● **Requirements**:
In the following material, identify every line holding the string "bins" and return it.

(Chart and figure data)
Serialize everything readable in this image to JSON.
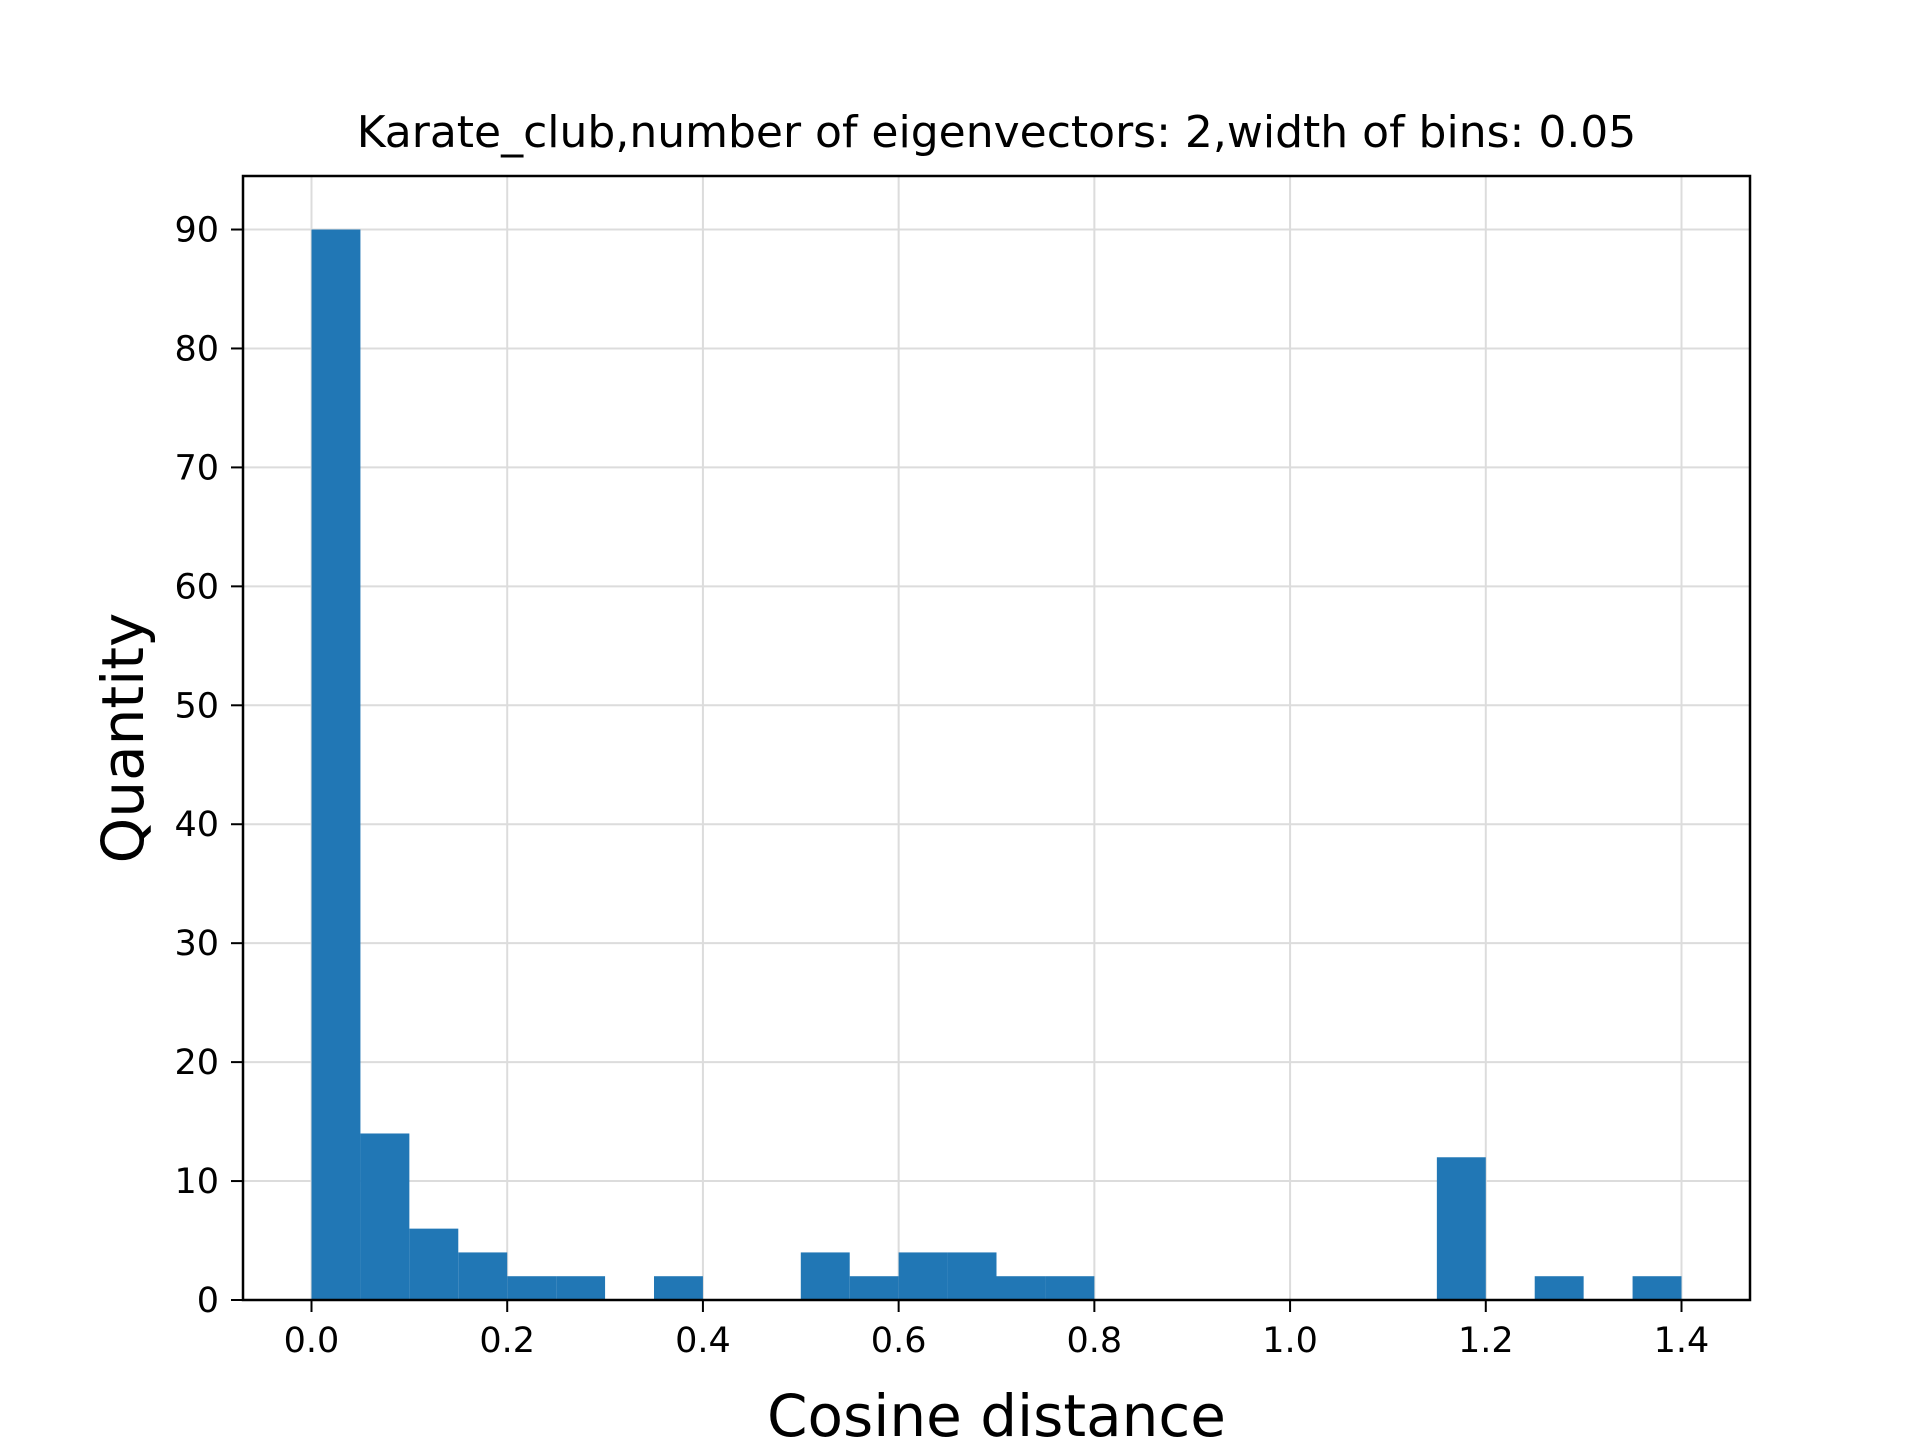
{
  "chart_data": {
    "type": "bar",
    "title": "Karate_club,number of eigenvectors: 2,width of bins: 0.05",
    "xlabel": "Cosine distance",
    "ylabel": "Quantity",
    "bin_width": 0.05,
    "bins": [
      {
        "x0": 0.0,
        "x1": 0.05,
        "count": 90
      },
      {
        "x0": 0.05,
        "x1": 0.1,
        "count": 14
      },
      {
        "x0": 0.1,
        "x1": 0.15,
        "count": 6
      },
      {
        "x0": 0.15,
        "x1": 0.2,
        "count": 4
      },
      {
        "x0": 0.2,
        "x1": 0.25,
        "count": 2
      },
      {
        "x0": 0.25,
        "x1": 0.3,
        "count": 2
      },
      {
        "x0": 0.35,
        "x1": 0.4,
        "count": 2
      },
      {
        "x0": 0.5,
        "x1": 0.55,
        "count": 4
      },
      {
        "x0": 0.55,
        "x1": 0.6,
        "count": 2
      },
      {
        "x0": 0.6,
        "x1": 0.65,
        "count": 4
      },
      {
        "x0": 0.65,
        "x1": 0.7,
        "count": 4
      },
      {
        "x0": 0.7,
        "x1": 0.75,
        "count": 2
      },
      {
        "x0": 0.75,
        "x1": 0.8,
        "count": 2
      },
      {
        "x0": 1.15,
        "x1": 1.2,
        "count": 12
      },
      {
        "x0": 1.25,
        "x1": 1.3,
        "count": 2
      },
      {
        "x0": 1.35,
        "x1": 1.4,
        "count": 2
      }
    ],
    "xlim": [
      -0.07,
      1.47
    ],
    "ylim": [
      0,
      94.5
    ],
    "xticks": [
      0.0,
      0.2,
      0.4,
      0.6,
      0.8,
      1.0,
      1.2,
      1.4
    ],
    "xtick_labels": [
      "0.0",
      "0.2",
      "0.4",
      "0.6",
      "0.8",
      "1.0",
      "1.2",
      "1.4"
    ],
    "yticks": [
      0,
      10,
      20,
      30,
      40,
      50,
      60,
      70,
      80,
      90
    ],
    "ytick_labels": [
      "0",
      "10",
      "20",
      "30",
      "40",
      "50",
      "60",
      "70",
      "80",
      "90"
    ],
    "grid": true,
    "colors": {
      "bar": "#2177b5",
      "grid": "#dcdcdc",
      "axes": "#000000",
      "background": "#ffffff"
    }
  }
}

● **Correct response**:
    "title": "Karate_club,number of eigenvectors: 2,width of bins: 0.05",
    "bins": [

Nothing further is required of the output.